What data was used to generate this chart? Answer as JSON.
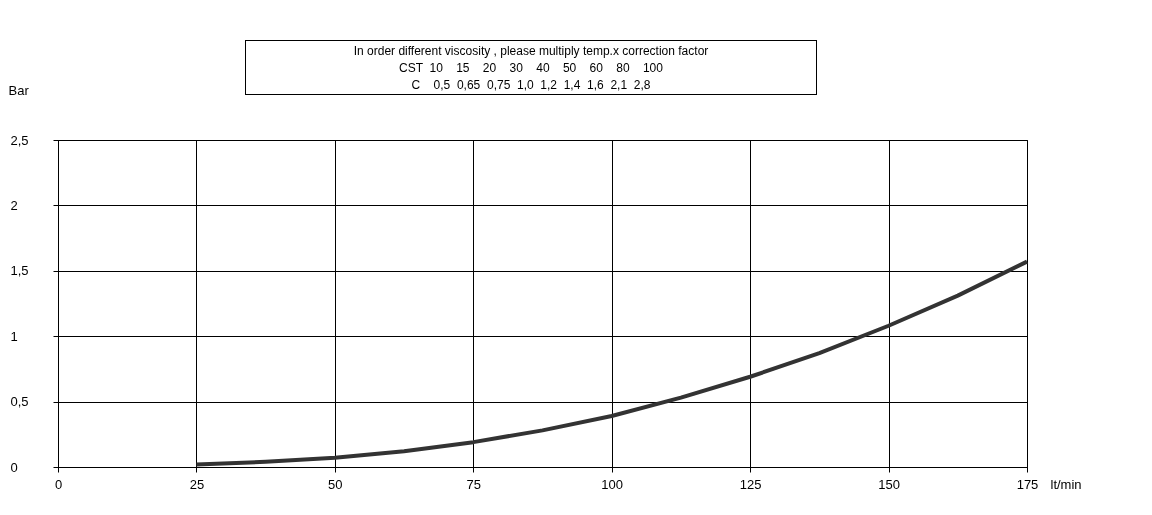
{
  "chart_data": {
    "type": "line",
    "xlabel": "lt/min",
    "ylabel": "Bar",
    "annotations": [
      "In order different viscosity , please multiply temp.x correction factor",
      "CST  10    15    20    30    40    50    60    80    100",
      "C    0,5  0,65  0,75  1,0  1,2  1,4  1,6  2,1  2,8"
    ],
    "x": [
      25,
      37.5,
      50,
      62.5,
      75,
      87.5,
      100,
      112.5,
      125,
      137.5,
      150,
      162.5,
      175
    ],
    "series": [
      {
        "color": "#333333",
        "values": [
          0.02,
          0.04,
          0.07,
          0.12,
          0.19,
          0.28,
          0.39,
          0.53,
          0.69,
          0.87,
          1.08,
          1.31,
          1.57
        ]
      }
    ],
    "xlim": [
      0,
      175
    ],
    "xticks": [
      0,
      25,
      50,
      75,
      100,
      125,
      150,
      175
    ],
    "ylim": [
      0,
      2.5
    ],
    "yticks": [
      0,
      {
        "value": 0.5,
        "label": "0,5"
      },
      1,
      {
        "value": 1.5,
        "label": "1,5"
      },
      2,
      {
        "value": 2.5,
        "label": "2,5"
      }
    ],
    "grid": true,
    "legend": false,
    "marker": "none",
    "line_style": "solid"
  }
}
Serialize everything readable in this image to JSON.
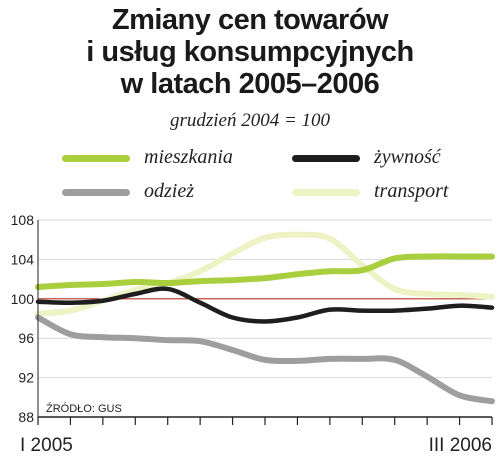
{
  "chart_data": {
    "type": "line",
    "title_lines": [
      "Zmiany cen towarów",
      "i usług konsumpcyjnych",
      "w latach 2005–2006"
    ],
    "subtitle": "grudzień 2004 = 100",
    "source": "ŹRÓDŁO: GUS",
    "x_labels": [
      "I 2005",
      "III 2006"
    ],
    "n_months": 15,
    "ylim": [
      88,
      108
    ],
    "yticks": [
      88,
      92,
      96,
      100,
      104,
      108
    ],
    "reference_line": 100,
    "series": [
      {
        "name": "mieszkania",
        "color": "#a9cf3e",
        "width": 6,
        "values": [
          101.2,
          101.4,
          101.5,
          101.7,
          101.6,
          101.8,
          101.9,
          102.1,
          102.5,
          102.8,
          102.9,
          104.1,
          104.3,
          104.3,
          104.3
        ]
      },
      {
        "name": "żywność",
        "color": "#1e1e1e",
        "width": 4.5,
        "values": [
          99.7,
          99.6,
          99.8,
          100.5,
          101.0,
          99.6,
          98.1,
          97.7,
          98.1,
          98.9,
          98.8,
          98.8,
          99.0,
          99.3,
          99.1
        ]
      },
      {
        "name": "odzież",
        "color": "#9e9e9e",
        "width": 6,
        "values": [
          98.1,
          96.4,
          96.1,
          96.0,
          95.8,
          95.7,
          94.8,
          93.8,
          93.7,
          93.9,
          93.9,
          93.8,
          92.1,
          90.2,
          89.6
        ]
      },
      {
        "name": "transport",
        "color": "#eef3c6",
        "width": 6,
        "values": [
          98.5,
          98.8,
          99.8,
          100.9,
          101.6,
          102.8,
          104.6,
          106.2,
          106.5,
          106.1,
          103.4,
          101.0,
          100.5,
          100.4,
          100.2
        ]
      }
    ],
    "legend": [
      {
        "series": "mieszkania",
        "color": "#a9cf3e"
      },
      {
        "series": "żywność",
        "color": "#1e1e1e"
      },
      {
        "series": "odzież",
        "color": "#9e9e9e"
      },
      {
        "series": "transport",
        "color": "#eef3c6"
      }
    ],
    "colors": {
      "reference_line": "#c0392b",
      "axis": "#222222"
    }
  }
}
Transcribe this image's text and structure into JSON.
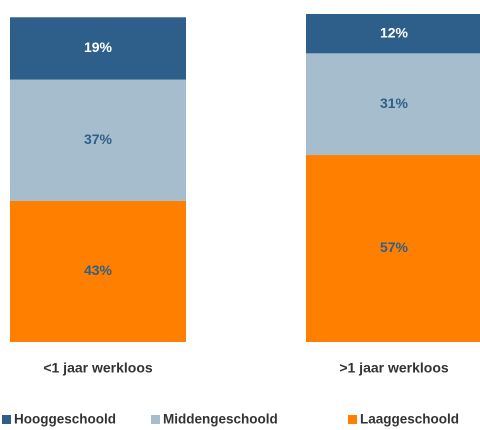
{
  "chart_data": {
    "type": "stacked-bar",
    "categories": [
      "<1 jaar werkloos",
      ">1 jaar werkloos"
    ],
    "series": [
      {
        "name": "Hooggeschoold",
        "color": "#2e5f8a",
        "label_color": "#ffffff",
        "values": [
          19,
          12
        ],
        "value_labels": [
          "19%",
          "12%"
        ]
      },
      {
        "name": "Middengeschoold",
        "color": "#a6bdcd",
        "label_color": "#2e5f8a",
        "values": [
          37,
          31
        ],
        "value_labels": [
          "37%",
          "31%"
        ]
      },
      {
        "name": "Laaggeschoold",
        "color": "#ff8000",
        "label_color": "#2e5f8a",
        "values": [
          43,
          57
        ],
        "value_labels": [
          "43%",
          "57%"
        ]
      }
    ],
    "ylim": [
      0,
      100
    ]
  }
}
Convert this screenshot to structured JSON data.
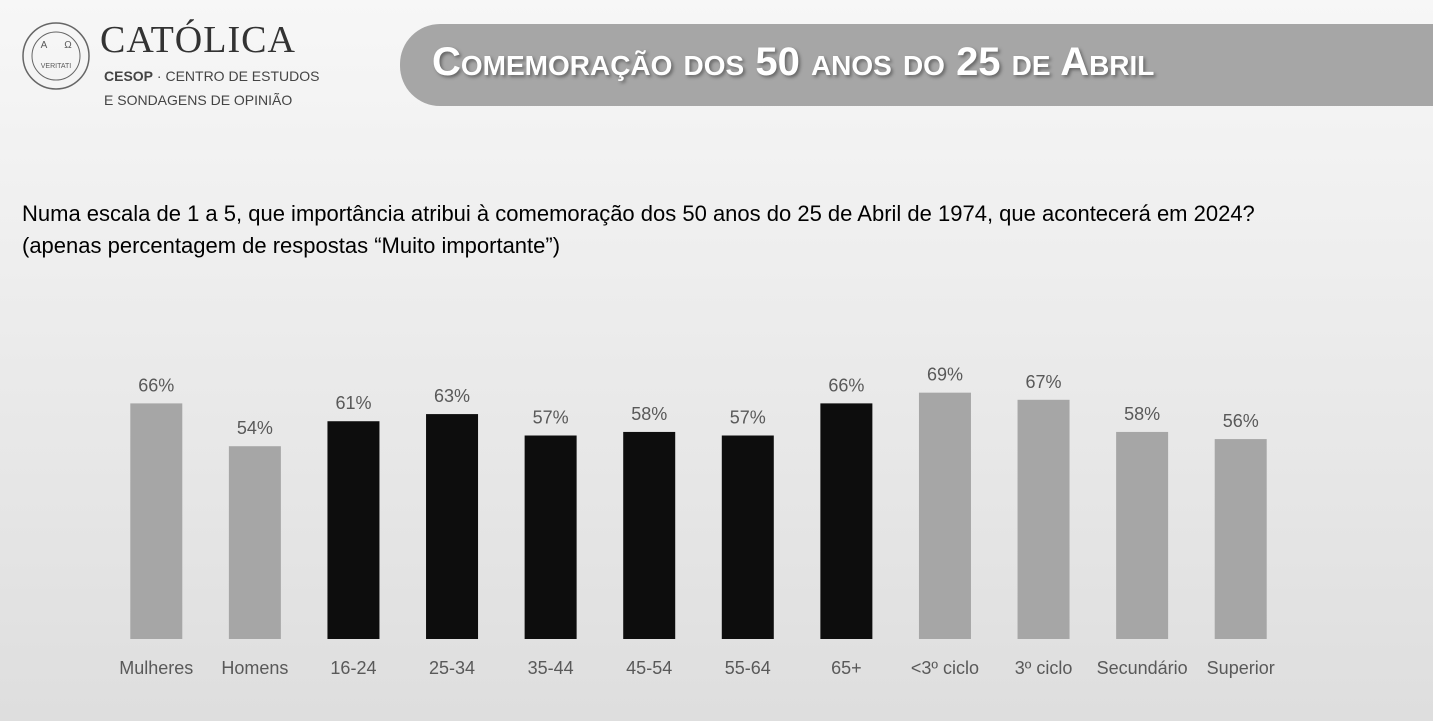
{
  "header": {
    "logo_name": "CATÓLICA",
    "logo_org": "CESOP",
    "logo_line1": "· CENTRO DE ESTUDOS",
    "logo_line2": "E SONDAGENS DE OPINIÃO",
    "seal_left": "A",
    "seal_right": "Ω",
    "seal_motto": "VERITATI",
    "title": "Comemoração dos 50 anos do 25 de Abril"
  },
  "chart_data": {
    "type": "bar",
    "title": "Numa escala de 1 a 5, que importância atribui à comemoração dos 50 anos do 25 de Abril de 1974, que acontecerá em 2024? (apenas percentagem de respostas “Muito importante”)",
    "categories": [
      "Mulheres",
      "Homens",
      "16-24",
      "25-34",
      "35-44",
      "45-54",
      "55-64",
      "65+",
      "<3º ciclo",
      "3º ciclo",
      "Secundário",
      "Superior"
    ],
    "values": [
      66,
      54,
      61,
      63,
      57,
      58,
      57,
      66,
      69,
      67,
      58,
      56
    ],
    "value_labels": [
      "66%",
      "54%",
      "61%",
      "63%",
      "57%",
      "58%",
      "57%",
      "66%",
      "69%",
      "67%",
      "58%",
      "56%"
    ],
    "colors": [
      "#a6a6a6",
      "#a6a6a6",
      "#0d0d0d",
      "#0d0d0d",
      "#0d0d0d",
      "#0d0d0d",
      "#0d0d0d",
      "#0d0d0d",
      "#a6a6a6",
      "#a6a6a6",
      "#a6a6a6",
      "#a6a6a6"
    ],
    "ylim": [
      0,
      100
    ]
  }
}
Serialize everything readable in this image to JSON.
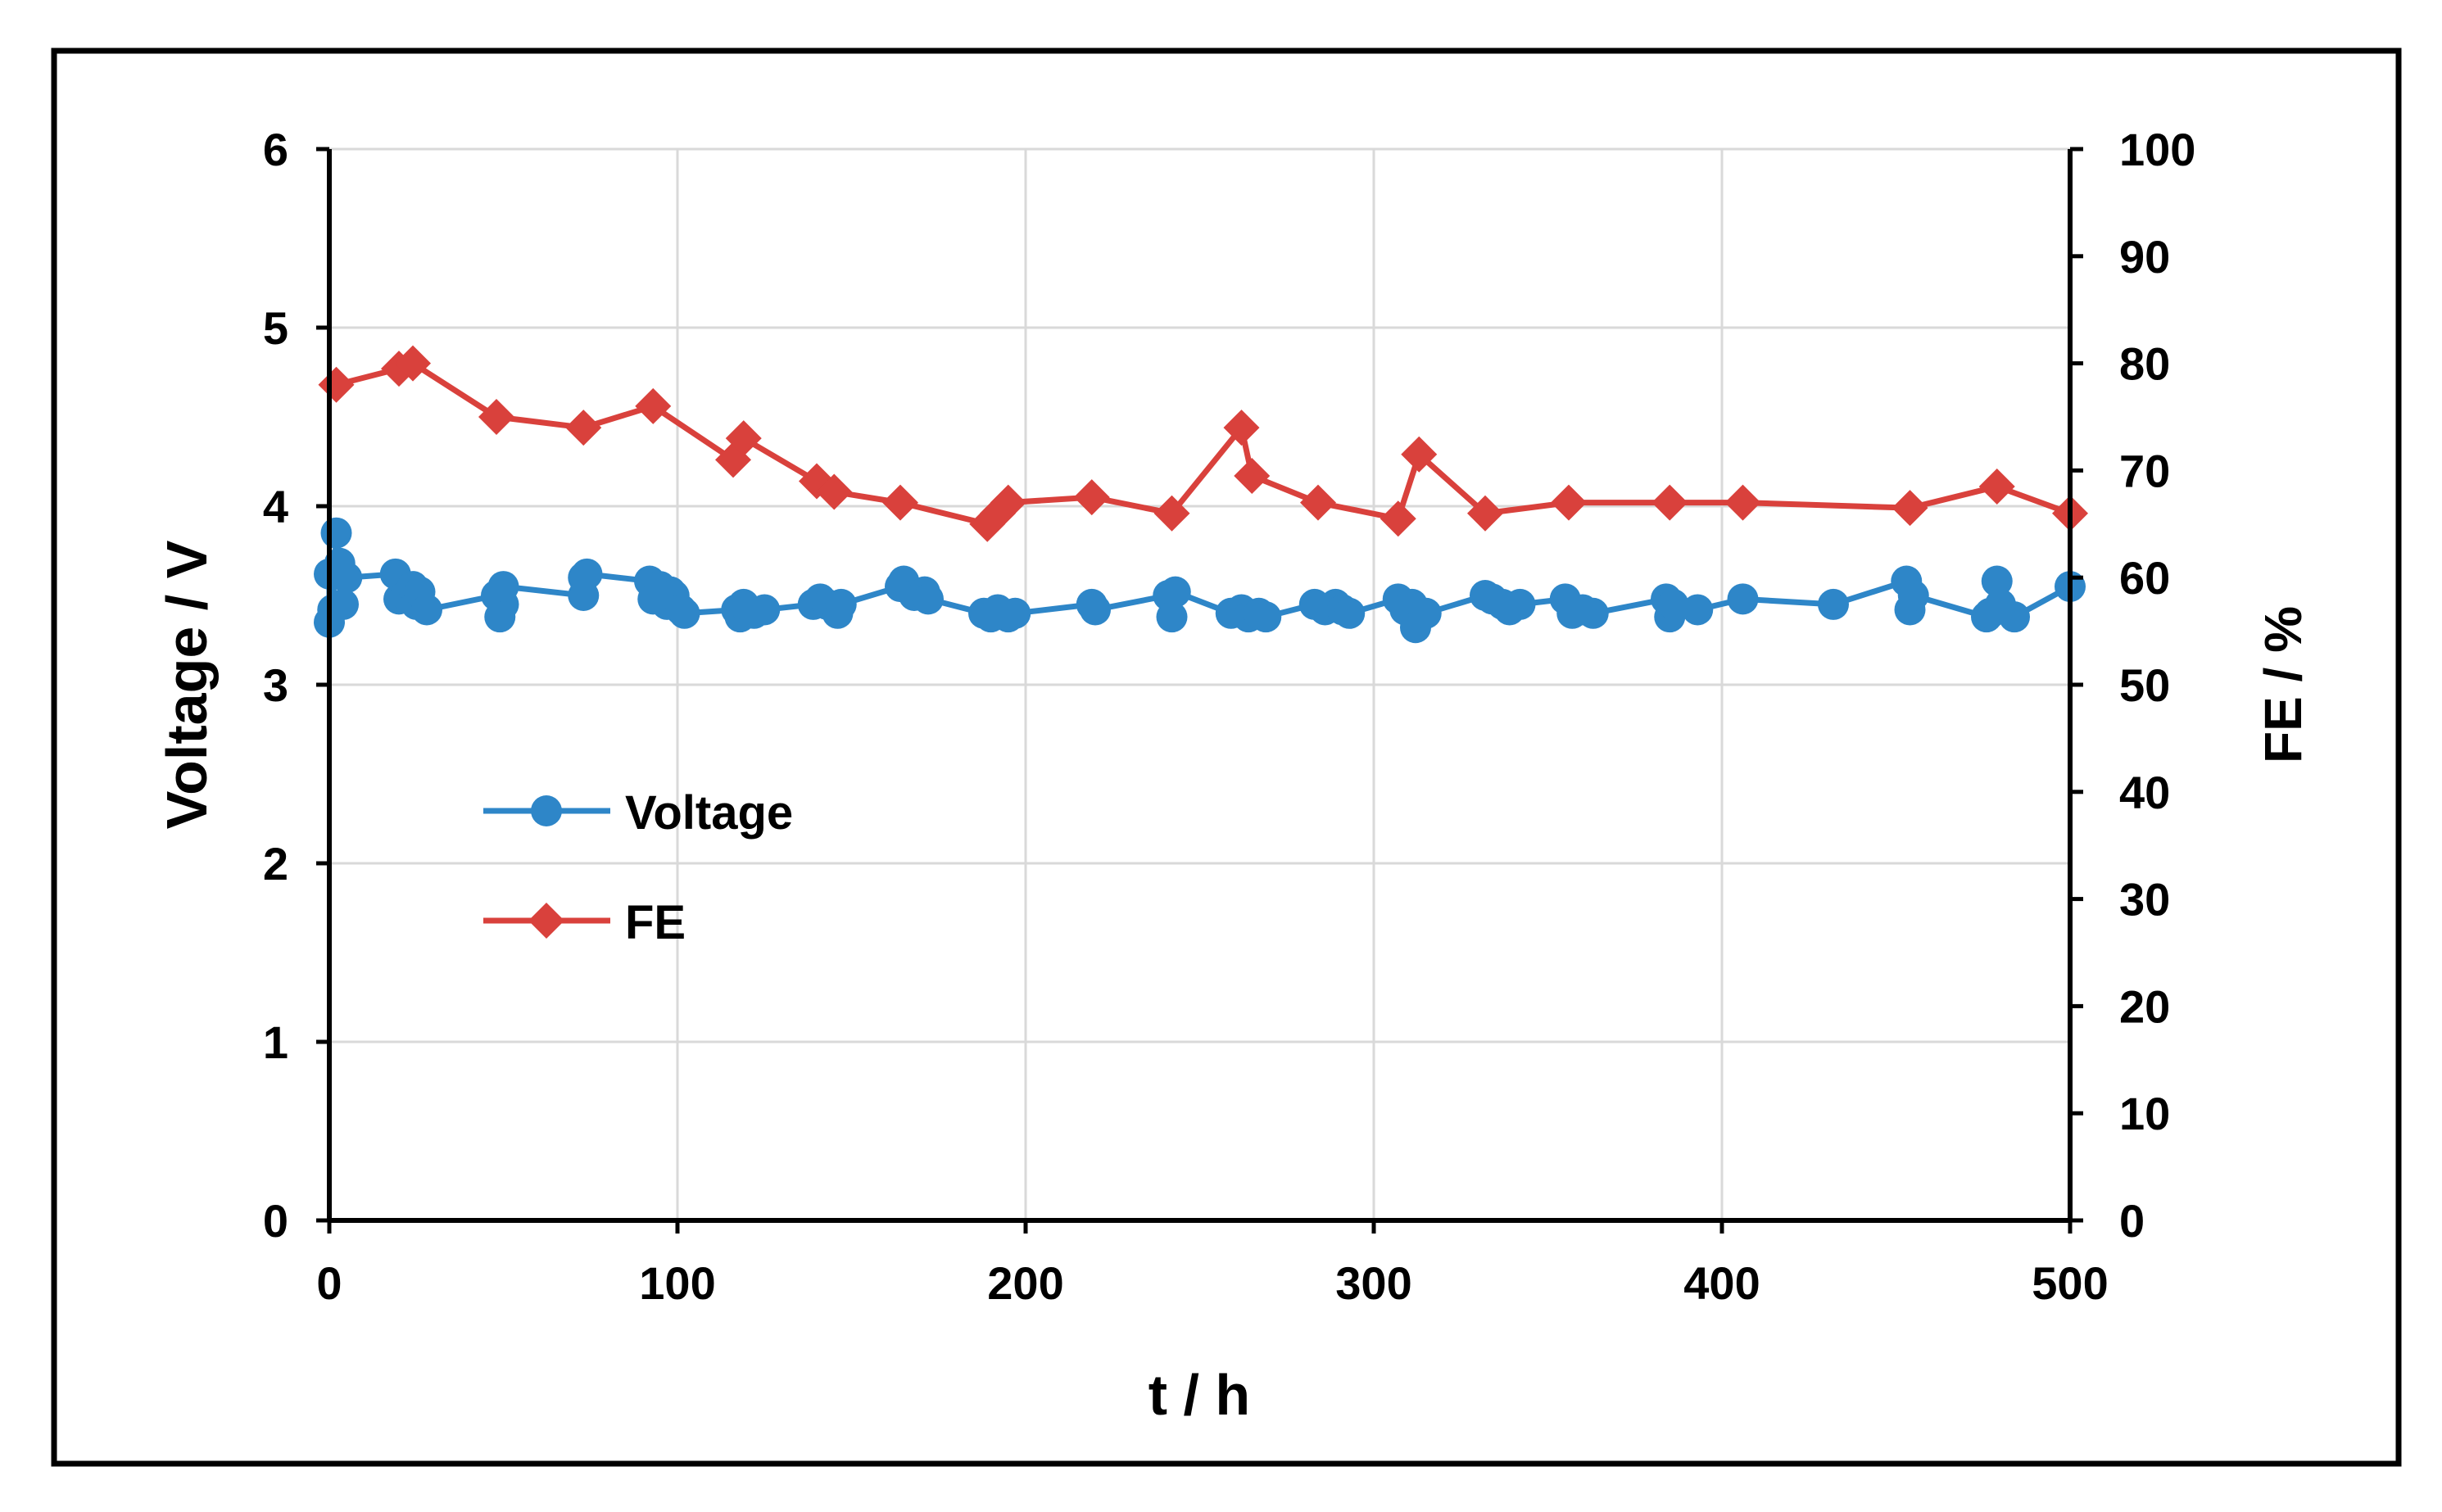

····················

**Aim:**
Omit the pictures and output all of the other material exactly.

**Full answer:**
What data was used to generate this chart? Answer as JSON.
{
  "chart_data": {
    "type": "line",
    "xlabel": "lt/min",
    "ylabel": "Bar",
    "annotations": [
      "In order different viscosity , please multiply temp.x correction factor",
      "CST  10    15    20    30    40    50    60    80    100",
      "C    0,5  0,65  0,75  1,0  1,2  1,4  1,6  2,1  2,8"
    ],
    "x": [
      25,
      37.5,
      50,
      62.5,
      75,
      87.5,
      100,
      112.5,
      125,
      137.5,
      150,
      162.5,
      175
    ],
    "series": [
      {
        "color": "#333333",
        "values": [
          0.02,
          0.04,
          0.07,
          0.12,
          0.19,
          0.28,
          0.39,
          0.53,
          0.69,
          0.87,
          1.08,
          1.31,
          1.57
        ]
      }
    ],
    "xlim": [
      0,
      175
    ],
    "xticks": [
      0,
      25,
      50,
      75,
      100,
      125,
      150,
      175
    ],
    "ylim": [
      0,
      2.5
    ],
    "yticks": [
      0,
      {
        "value": 0.5,
        "label": "0,5"
      },
      1,
      {
        "value": 1.5,
        "label": "1,5"
      },
      2,
      {
        "value": 2.5,
        "label": "2,5"
      }
    ],
    "grid": true,
    "legend": false,
    "marker": "none",
    "line_style": "solid"
  }
}
Serialize everything readable in this image to JSON.
{
  "chart_data": {
    "type": "line",
    "title_lines": [
      "Zmiany cen towarów",
      "i usług konsumpcyjnych",
      "w latach 2005–2006"
    ],
    "subtitle": "grudzień 2004 = 100",
    "source": "ŹRÓDŁO: GUS",
    "x_labels": [
      "I 2005",
      "III 2006"
    ],
    "n_months": 15,
    "ylim": [
      88,
      108
    ],
    "yticks": [
      88,
      92,
      96,
      100,
      104,
      108
    ],
    "reference_line": 100,
    "series": [
      {
        "name": "mieszkania",
        "color": "#a9cf3e",
        "width": 6,
        "values": [
          101.2,
          101.4,
          101.5,
          101.7,
          101.6,
          101.8,
          101.9,
          102.1,
          102.5,
          102.8,
          102.9,
          104.1,
          104.3,
          104.3,
          104.3
        ]
      },
      {
        "name": "żywność",
        "color": "#1e1e1e",
        "width": 4.5,
        "values": [
          99.7,
          99.6,
          99.8,
          100.5,
          101.0,
          99.6,
          98.1,
          97.7,
          98.1,
          98.9,
          98.8,
          98.8,
          99.0,
          99.3,
          99.1
        ]
      },
      {
        "name": "odzież",
        "color": "#9e9e9e",
        "width": 6,
        "values": [
          98.1,
          96.4,
          96.1,
          96.0,
          95.8,
          95.7,
          94.8,
          93.8,
          93.7,
          93.9,
          93.9,
          93.8,
          92.1,
          90.2,
          89.6
        ]
      },
      {
        "name": "transport",
        "color": "#eef3c6",
        "width": 6,
        "values": [
          98.5,
          98.8,
          99.8,
          100.9,
          101.6,
          102.8,
          104.6,
          106.2,
          106.5,
          106.1,
          103.4,
          101.0,
          100.5,
          100.4,
          100.2
        ]
      }
    ],
    "legend": [
      {
        "series": "mieszkania",
        "color": "#a9cf3e"
      },
      {
        "series": "żywność",
        "color": "#1e1e1e"
      },
      {
        "series": "odzież",
        "color": "#9e9e9e"
      },
      {
        "series": "transport",
        "color": "#eef3c6"
      }
    ],
    "colors": {
      "reference_line": "#c0392b",
      "axis": "#222222"
    }
  }
}
Transcribe this image's text and structure into JSON.
{
  "chart_data": {
    "type": "stacked-bar",
    "categories": [
      "<1 jaar werkloos",
      ">1 jaar werkloos"
    ],
    "series": [
      {
        "name": "Hooggeschoold",
        "color": "#2e5f8a",
        "label_color": "#ffffff",
        "values": [
          19,
          12
        ],
        "value_labels": [
          "19%",
          "12%"
        ]
      },
      {
        "name": "Middengeschoold",
        "color": "#a6bdcd",
        "label_color": "#2e5f8a",
        "values": [
          37,
          31
        ],
        "value_labels": [
          "37%",
          "31%"
        ]
      },
      {
        "name": "Laaggeschoold",
        "color": "#ff8000",
        "label_color": "#2e5f8a",
        "values": [
          43,
          57
        ],
        "value_labels": [
          "43%",
          "57%"
        ]
      }
    ],
    "ylim": [
      0,
      100
    ]
  }
}
Convert this screenshot to structured JSON data.
{
  "header": {
    "logo_name": "CATÓLICA",
    "logo_org": "CESOP",
    "logo_line1": "· CENTRO DE ESTUDOS",
    "logo_line2": "E SONDAGENS DE OPINIÃO",
    "seal_left": "A",
    "seal_right": "Ω",
    "seal_motto": "VERITATI",
    "title": "Comemoração dos 50 anos do 25 de Abril"
  },
  "chart_data": {
    "type": "bar",
    "title": "Numa escala de 1 a 5, que importância atribui à comemoração dos 50 anos do 25 de Abril de 1974, que acontecerá em 2024? (apenas percentagem de respostas “Muito importante”)",
    "categories": [
      "Mulheres",
      "Homens",
      "16-24",
      "25-34",
      "35-44",
      "45-54",
      "55-64",
      "65+",
      "<3º ciclo",
      "3º ciclo",
      "Secundário",
      "Superior"
    ],
    "values": [
      66,
      54,
      61,
      63,
      57,
      58,
      57,
      66,
      69,
      67,
      58,
      56
    ],
    "value_labels": [
      "66%",
      "54%",
      "61%",
      "63%",
      "57%",
      "58%",
      "57%",
      "66%",
      "69%",
      "67%",
      "58%",
      "56%"
    ],
    "colors": [
      "#a6a6a6",
      "#a6a6a6",
      "#0d0d0d",
      "#0d0d0d",
      "#0d0d0d",
      "#0d0d0d",
      "#0d0d0d",
      "#0d0d0d",
      "#a6a6a6",
      "#a6a6a6",
      "#a6a6a6",
      "#a6a6a6"
    ],
    "ylim": [
      0,
      100
    ]
  }
}
Serialize everything readable in this image to JSON.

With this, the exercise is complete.